For each line below that contains the string "this", copy that line.

--- Start ---

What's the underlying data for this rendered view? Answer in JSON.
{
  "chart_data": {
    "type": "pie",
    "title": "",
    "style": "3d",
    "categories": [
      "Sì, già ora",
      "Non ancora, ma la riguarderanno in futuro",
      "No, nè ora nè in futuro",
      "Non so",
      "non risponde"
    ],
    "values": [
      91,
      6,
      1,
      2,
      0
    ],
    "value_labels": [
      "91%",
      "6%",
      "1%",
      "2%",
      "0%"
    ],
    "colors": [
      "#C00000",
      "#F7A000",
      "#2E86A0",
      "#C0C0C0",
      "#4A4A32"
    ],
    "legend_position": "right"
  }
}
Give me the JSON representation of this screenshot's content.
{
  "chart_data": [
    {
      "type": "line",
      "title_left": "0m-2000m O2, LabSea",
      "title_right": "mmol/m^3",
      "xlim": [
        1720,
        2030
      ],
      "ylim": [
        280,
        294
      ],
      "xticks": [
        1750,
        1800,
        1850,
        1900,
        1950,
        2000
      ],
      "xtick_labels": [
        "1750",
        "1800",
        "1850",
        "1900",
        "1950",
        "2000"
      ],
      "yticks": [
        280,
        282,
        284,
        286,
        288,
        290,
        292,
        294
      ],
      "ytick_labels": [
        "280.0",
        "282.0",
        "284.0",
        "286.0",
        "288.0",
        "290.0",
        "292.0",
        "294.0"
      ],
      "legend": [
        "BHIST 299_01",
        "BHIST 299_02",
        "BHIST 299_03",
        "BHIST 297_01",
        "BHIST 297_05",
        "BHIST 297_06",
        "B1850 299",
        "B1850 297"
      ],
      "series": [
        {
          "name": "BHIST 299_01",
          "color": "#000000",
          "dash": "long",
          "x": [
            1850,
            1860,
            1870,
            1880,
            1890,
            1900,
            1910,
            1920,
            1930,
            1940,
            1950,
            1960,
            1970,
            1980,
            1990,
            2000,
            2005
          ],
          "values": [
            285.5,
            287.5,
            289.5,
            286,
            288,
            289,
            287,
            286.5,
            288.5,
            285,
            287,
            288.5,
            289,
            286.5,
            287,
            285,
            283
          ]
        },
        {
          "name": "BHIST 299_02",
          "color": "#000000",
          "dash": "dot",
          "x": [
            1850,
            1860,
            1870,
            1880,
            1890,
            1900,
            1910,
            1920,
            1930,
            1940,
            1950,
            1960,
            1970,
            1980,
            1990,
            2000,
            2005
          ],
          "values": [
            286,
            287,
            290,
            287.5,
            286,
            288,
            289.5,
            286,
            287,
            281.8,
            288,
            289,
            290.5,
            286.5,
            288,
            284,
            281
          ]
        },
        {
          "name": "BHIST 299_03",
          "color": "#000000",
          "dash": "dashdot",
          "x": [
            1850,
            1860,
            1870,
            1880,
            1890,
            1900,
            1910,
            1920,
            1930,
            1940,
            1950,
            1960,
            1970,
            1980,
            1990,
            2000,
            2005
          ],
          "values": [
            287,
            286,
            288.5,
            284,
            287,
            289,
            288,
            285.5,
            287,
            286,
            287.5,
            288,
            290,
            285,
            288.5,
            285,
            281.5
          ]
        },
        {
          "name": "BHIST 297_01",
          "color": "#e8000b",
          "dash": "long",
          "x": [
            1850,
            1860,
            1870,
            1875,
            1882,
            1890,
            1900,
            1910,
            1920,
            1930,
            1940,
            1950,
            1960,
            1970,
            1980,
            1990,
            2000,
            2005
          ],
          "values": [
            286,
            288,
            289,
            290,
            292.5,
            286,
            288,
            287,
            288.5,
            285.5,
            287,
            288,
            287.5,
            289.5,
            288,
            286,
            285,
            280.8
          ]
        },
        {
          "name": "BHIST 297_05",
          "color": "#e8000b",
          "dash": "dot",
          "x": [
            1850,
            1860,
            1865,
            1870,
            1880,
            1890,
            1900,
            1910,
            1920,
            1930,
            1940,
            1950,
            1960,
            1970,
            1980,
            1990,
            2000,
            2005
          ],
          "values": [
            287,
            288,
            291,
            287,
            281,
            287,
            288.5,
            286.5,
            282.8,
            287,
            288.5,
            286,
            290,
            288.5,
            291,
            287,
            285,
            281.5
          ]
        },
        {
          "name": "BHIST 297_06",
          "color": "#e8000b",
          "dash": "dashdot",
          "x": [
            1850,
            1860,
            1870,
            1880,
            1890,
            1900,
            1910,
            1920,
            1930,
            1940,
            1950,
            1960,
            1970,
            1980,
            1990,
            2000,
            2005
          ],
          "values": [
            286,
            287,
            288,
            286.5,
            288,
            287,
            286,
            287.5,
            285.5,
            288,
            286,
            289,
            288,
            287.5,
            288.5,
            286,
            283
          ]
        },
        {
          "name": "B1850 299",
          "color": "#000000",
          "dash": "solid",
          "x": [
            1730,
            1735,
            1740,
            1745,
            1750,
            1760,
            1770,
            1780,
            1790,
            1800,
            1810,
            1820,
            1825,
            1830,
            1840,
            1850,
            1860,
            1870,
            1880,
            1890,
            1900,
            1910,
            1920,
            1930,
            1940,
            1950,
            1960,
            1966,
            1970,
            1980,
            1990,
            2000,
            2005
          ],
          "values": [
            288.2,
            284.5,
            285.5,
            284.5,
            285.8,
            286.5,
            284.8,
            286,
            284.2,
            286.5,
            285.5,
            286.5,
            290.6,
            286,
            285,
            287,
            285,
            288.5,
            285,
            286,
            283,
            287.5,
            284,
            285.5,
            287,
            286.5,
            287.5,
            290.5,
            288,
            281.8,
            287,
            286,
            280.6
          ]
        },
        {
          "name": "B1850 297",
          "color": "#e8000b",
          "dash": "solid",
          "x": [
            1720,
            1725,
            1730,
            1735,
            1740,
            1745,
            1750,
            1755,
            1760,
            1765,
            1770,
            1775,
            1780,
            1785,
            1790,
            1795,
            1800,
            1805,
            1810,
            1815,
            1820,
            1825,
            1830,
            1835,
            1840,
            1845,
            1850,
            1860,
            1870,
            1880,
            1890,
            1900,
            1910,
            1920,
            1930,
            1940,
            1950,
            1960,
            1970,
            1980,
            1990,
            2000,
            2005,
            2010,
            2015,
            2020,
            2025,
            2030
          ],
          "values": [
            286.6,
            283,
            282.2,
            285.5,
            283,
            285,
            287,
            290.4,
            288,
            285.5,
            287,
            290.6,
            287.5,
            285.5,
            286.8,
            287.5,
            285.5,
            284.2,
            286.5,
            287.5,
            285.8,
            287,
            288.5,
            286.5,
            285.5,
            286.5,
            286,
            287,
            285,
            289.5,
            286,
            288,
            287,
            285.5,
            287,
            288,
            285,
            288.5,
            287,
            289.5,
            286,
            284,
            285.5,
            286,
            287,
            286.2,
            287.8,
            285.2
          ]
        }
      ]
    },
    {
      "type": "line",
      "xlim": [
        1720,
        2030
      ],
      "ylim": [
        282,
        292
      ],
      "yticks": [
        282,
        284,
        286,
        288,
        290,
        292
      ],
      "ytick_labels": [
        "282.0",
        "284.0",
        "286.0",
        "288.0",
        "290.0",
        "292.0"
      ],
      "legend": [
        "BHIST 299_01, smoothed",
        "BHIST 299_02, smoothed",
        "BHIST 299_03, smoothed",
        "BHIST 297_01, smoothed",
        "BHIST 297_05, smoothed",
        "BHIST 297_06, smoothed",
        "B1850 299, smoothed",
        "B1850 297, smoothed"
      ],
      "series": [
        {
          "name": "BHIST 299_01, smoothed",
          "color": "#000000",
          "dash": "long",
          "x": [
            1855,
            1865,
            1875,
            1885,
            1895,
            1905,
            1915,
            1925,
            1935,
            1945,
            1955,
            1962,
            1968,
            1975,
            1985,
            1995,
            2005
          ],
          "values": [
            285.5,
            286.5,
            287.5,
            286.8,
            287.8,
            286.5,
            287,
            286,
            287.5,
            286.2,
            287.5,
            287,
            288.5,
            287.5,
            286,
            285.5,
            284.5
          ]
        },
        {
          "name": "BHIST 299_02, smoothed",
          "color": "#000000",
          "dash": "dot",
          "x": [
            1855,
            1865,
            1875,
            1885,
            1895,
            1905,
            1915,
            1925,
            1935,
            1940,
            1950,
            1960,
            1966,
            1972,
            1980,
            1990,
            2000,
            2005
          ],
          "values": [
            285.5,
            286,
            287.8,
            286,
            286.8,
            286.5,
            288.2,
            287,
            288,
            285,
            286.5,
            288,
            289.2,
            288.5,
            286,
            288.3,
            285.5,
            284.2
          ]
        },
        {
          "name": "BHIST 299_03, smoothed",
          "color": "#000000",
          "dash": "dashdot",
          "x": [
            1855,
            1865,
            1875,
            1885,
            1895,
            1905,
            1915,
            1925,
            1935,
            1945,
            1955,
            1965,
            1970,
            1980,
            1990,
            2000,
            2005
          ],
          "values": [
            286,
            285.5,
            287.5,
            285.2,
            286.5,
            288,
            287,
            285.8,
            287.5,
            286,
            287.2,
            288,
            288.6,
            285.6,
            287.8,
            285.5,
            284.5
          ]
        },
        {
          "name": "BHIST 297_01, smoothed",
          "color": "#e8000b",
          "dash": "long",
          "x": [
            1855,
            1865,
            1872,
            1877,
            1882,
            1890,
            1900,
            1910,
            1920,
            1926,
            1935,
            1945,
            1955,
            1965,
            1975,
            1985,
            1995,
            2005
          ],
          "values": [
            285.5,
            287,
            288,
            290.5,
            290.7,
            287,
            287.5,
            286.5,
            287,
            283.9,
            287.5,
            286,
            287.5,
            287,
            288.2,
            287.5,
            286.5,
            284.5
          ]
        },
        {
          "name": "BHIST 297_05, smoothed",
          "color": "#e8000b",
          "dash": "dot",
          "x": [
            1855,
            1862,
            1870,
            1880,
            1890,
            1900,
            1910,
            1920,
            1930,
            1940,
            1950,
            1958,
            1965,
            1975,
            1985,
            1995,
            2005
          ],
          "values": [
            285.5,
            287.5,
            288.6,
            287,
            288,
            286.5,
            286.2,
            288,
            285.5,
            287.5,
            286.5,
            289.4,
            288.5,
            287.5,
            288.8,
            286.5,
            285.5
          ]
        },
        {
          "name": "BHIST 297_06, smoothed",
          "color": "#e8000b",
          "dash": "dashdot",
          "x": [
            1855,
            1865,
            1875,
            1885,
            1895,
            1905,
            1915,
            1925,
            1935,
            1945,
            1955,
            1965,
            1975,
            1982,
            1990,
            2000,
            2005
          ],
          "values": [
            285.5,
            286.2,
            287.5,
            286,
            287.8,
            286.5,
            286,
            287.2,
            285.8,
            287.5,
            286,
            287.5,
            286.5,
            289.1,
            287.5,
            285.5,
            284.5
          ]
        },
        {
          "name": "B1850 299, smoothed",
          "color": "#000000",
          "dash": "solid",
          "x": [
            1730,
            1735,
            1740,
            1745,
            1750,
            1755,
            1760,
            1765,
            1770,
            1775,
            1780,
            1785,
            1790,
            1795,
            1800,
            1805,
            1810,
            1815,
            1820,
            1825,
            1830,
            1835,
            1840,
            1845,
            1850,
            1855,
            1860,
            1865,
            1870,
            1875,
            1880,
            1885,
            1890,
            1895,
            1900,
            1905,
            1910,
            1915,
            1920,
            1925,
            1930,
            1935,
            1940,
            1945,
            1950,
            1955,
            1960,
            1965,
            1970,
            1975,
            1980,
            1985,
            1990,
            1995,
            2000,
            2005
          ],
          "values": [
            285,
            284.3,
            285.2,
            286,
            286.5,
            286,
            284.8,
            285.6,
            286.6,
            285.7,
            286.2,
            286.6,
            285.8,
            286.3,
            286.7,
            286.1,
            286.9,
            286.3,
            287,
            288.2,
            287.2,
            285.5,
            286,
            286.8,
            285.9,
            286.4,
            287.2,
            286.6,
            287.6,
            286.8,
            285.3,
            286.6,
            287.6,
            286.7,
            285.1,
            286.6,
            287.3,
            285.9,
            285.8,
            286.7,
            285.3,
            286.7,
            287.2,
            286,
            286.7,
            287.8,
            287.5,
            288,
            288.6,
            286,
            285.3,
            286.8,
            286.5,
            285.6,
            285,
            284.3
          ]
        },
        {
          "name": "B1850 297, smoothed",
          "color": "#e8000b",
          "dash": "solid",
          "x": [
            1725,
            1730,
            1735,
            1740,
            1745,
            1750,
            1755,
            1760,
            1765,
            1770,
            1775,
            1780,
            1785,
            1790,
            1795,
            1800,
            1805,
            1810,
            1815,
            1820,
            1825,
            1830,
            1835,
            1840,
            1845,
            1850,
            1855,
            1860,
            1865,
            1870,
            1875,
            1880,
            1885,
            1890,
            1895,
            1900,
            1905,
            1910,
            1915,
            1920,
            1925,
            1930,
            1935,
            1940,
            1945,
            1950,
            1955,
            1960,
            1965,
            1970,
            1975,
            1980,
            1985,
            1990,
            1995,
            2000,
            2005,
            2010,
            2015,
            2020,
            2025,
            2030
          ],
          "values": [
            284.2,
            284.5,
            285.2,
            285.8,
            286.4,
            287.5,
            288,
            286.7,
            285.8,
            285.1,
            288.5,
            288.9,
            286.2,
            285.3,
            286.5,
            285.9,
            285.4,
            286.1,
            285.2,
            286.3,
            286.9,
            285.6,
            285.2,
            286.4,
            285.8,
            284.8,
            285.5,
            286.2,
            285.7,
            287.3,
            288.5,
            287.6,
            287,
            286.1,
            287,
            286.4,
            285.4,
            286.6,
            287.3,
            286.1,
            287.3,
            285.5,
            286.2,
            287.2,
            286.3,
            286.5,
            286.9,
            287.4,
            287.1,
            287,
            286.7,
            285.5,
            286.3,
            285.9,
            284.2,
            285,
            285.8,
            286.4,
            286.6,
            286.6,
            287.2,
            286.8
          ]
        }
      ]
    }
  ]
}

--- End ---

▶ [Task result]
What's the underlying data for this rendered view? Answer in JSON.
Give me the JSON representation of this screenshot's content.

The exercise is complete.